Extracted records —
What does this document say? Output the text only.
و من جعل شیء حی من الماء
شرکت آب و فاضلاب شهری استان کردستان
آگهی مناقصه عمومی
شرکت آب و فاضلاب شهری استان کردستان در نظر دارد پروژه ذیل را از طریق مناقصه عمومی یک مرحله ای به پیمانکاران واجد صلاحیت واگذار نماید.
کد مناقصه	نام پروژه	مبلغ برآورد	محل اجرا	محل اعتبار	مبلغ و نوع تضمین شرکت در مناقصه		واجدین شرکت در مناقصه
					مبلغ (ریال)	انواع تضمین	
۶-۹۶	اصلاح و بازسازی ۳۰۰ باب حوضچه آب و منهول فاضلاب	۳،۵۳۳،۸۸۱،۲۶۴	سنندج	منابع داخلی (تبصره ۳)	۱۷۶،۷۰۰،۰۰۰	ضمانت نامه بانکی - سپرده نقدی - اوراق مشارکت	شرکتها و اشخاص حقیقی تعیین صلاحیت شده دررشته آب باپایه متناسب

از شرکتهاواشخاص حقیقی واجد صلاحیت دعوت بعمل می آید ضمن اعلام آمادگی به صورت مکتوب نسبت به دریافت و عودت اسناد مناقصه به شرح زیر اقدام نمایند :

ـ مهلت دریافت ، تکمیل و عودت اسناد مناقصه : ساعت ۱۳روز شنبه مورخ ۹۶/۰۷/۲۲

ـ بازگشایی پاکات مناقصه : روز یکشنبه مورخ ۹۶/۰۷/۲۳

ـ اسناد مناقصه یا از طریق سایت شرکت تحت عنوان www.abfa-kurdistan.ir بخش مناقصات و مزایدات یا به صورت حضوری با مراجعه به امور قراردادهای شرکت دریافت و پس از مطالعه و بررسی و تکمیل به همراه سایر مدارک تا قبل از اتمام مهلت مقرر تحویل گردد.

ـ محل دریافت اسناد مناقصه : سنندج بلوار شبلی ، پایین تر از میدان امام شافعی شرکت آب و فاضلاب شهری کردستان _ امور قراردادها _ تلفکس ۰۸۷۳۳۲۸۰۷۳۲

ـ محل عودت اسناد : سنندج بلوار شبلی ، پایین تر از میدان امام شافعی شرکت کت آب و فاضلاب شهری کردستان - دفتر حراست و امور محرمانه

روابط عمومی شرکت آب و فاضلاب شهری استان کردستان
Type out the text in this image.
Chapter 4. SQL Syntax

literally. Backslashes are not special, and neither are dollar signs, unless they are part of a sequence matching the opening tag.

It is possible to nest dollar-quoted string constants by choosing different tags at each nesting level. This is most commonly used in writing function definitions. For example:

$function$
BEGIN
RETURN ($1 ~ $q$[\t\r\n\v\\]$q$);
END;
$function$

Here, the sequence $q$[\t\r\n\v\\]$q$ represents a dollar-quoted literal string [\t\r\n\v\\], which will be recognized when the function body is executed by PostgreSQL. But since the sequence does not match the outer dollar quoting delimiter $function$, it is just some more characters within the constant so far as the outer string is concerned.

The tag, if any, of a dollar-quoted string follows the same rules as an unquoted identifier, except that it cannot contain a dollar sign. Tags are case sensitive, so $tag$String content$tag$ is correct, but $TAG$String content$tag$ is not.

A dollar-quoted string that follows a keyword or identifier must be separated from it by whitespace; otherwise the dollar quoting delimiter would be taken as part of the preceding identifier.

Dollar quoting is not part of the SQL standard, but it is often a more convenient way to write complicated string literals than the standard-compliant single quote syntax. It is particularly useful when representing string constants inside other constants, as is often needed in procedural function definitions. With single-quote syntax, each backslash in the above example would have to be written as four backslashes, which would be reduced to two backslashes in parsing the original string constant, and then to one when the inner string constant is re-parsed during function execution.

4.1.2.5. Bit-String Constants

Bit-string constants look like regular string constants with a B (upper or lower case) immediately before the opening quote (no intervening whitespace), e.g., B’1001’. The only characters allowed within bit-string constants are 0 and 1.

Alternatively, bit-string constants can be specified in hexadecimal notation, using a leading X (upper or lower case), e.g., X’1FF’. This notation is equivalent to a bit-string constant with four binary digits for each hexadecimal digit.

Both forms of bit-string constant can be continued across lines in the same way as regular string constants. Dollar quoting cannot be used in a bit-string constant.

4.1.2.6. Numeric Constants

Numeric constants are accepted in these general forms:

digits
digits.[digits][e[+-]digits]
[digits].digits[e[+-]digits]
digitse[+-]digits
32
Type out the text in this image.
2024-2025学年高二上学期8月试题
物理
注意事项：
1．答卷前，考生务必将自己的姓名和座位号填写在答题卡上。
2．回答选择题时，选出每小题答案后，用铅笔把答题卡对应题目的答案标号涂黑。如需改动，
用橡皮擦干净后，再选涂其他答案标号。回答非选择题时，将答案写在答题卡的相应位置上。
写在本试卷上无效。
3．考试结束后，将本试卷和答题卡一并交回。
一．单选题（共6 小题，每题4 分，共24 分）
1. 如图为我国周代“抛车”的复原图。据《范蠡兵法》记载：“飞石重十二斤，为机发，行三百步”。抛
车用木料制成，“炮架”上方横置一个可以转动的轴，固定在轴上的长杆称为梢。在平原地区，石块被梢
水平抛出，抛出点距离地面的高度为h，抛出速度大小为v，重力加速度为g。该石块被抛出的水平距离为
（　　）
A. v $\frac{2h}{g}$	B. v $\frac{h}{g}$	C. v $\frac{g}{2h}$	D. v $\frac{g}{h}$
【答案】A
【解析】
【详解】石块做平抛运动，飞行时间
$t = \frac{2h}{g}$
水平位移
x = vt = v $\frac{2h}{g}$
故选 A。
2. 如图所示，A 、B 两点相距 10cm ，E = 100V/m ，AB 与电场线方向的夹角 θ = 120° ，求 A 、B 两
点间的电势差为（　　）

WRITTEN INSTRUCTION — Extract the complete data, matching each line exactly.

EXERCISE RESULT —
What does this document say? Output the text only.
و من جعل شیء حی من الماء
شرکت آب و فاضلاب شهری استان کردستان
آگهی مناقصه عمومی
شرکت آب و فاضلاب شهری استان کردستان در نظر دارد پروژه ذیل را از طریق مناقصه عمومی یک مرحله ای به پیمانکاران واجد صلاحیت واگذار نماید.
کد مناقصه	نام پروژه	مبلغ برآورد	محل اجرا	محل اعتبار	مبلغ و نوع تضمین شرکت در مناقصه		واجدین شرکت در مناقصه
					مبلغ (ریال)	انواع تضمین	
۶-۹۶	اصلاح و بازسازی ۳۰۰ باب حوضچه آب و منهول فاضلاب	۳،۵۳۳،۸۸۱،۲۶۴	سنندج	منابع داخلی (تبصره ۳)	۱۷۶،۷۰۰،۰۰۰	ضمانت نامه بانکی - سپرده نقدی - اوراق مشارکت	شرکتها و اشخاص حقیقی تعیین صلاحیت شده دررشته آب باپایه متناسب

از شرکتهاواشخاص حقیقی واجد صلاحیت دعوت بعمل می آید ضمن اعلام آمادگی به صورت مکتوب نسبت به دریافت و عودت اسناد مناقصه به شرح زیر اقدام نمایند :

ـ مهلت دریافت ، تکمیل و عودت اسناد مناقصه : ساعت ۱۳روز شنبه مورخ ۹۶/۰۷/۲۲

ـ بازگشایی پاکات مناقصه : روز یکشنبه مورخ ۹۶/۰۷/۲۳

ـ اسناد مناقصه یا از طریق سایت شرکت تحت عنوان www.abfa-kurdistan.ir بخش مناقصات و مزایدات یا به صورت حضوری با مراجعه به امور قراردادهای شرکت دریافت و پس از مطالعه و بررسی و تکمیل به همراه سایر مدارک تا قبل از اتمام مهلت مقرر تحویل گردد.

ـ محل دریافت اسناد مناقصه : سنندج بلوار شبلی ، پایین تر از میدان امام شافعی شرکت آب و فاضلاب شهری کردستان _ امور قراردادها _ تلفکس ۰۸۷۳۳۲۸۰۷۳۲

ـ محل عودت اسناد : سنندج بلوار شبلی ، پایین تر از میدان امام شافعی شرکت کت آب و فاضلاب شهری کردستان - دفتر حراست و امور محرمانه

روابط عمومی شرکت آب و فاضلاب شهری استان کردستان
Type out the text in this image.
Chapter 4. SQL Syntax

literally. Backslashes are not special, and neither are dollar signs, unless they are part of a sequence matching the opening tag.

It is possible to nest dollar-quoted string constants by choosing different tags at each nesting level. This is most commonly used in writing function definitions. For example:

$function$
BEGIN
RETURN ($1 ~ $q$[\t\r\n\v\\]$q$);
END;
$function$

Here, the sequence $q$[\t\r\n\v\\]$q$ represents a dollar-quoted literal string [\t\r\n\v\\], which will be recognized when the function body is executed by PostgreSQL. But since the sequence does not match the outer dollar quoting delimiter $function$, it is just some more characters within the constant so far as the outer string is concerned.

The tag, if any, of a dollar-quoted string follows the same rules as an unquoted identifier, except that it cannot contain a dollar sign. Tags are case sensitive, so $tag$String content$tag$ is correct, but $TAG$String content$tag$ is not.

A dollar-quoted string that follows a keyword or identifier must be separated from it by whitespace; otherwise the dollar quoting delimiter would be taken as part of the preceding identifier.

Dollar quoting is not part of the SQL standard, but it is often a more convenient way to write complicated string literals than the standard-compliant single quote syntax. It is particularly useful when representing string constants inside other constants, as is often needed in procedural function definitions. With single-quote syntax, each backslash in the above example would have to be written as four backslashes, which would be reduced to two backslashes in parsing the original string constant, and then to one when the inner string constant is re-parsed during function execution.

4.1.2.5. Bit-String Constants

Bit-string constants look like regular string constants with a B (upper or lower case) immediately before the opening quote (no intervening whitespace), e.g., B’1001’. The only characters allowed within bit-string constants are 0 and 1.

Alternatively, bit-string constants can be specified in hexadecimal notation, using a leading X (upper or lower case), e.g., X’1FF’. This notation is equivalent to a bit-string constant with four binary digits for each hexadecimal digit.

Both forms of bit-string constant can be continued across lines in the same way as regular string constants. Dollar quoting cannot be used in a bit-string constant.

4.1.2.6. Numeric Constants

Numeric constants are accepted in these general forms:

digits
digits.[digits][e[+-]digits]
[digits].digits[e[+-]digits]
digitse[+-]digits
32
Type out the text in this image.
2024-2025学年高二上学期8月试题
物理
注意事项：
1．答卷前，考生务必将自己的姓名和座位号填写在答题卡上。
2．回答选择题时，选出每小题答案后，用铅笔把答题卡对应题目的答案标号涂黑。如需改动，
用橡皮擦干净后，再选涂其他答案标号。回答非选择题时，将答案写在答题卡的相应位置上。
写在本试卷上无效。
3．考试结束后，将本试卷和答题卡一并交回。
一．单选题（共6 小题，每题4 分，共24 分）
1. 如图为我国周代“抛车”的复原图。据《范蠡兵法》记载：“飞石重十二斤，为机发，行三百步”。抛
车用木料制成，“炮架”上方横置一个可以转动的轴，固定在轴上的长杆称为梢。在平原地区，石块被梢
水平抛出，抛出点距离地面的高度为h，抛出速度大小为v，重力加速度为g。该石块被抛出的水平距离为
（　　）
A. v $\frac{2h}{g}$	B. v $\frac{h}{g}$	C. v $\frac{g}{2h}$	D. v $\frac{g}{h}$
【答案】A
【解析】
【详解】石块做平抛运动，飞行时间
$t = \frac{2h}{g}$
水平位移
x = vt = v $\frac{2h}{g}$
故选 A。
2. 如图所示，A 、B 两点相距 10cm ，E = 100V/m ，AB 与电场线方向的夹角 θ = 120° ，求 A 、B 两
点间的电势差为（　　）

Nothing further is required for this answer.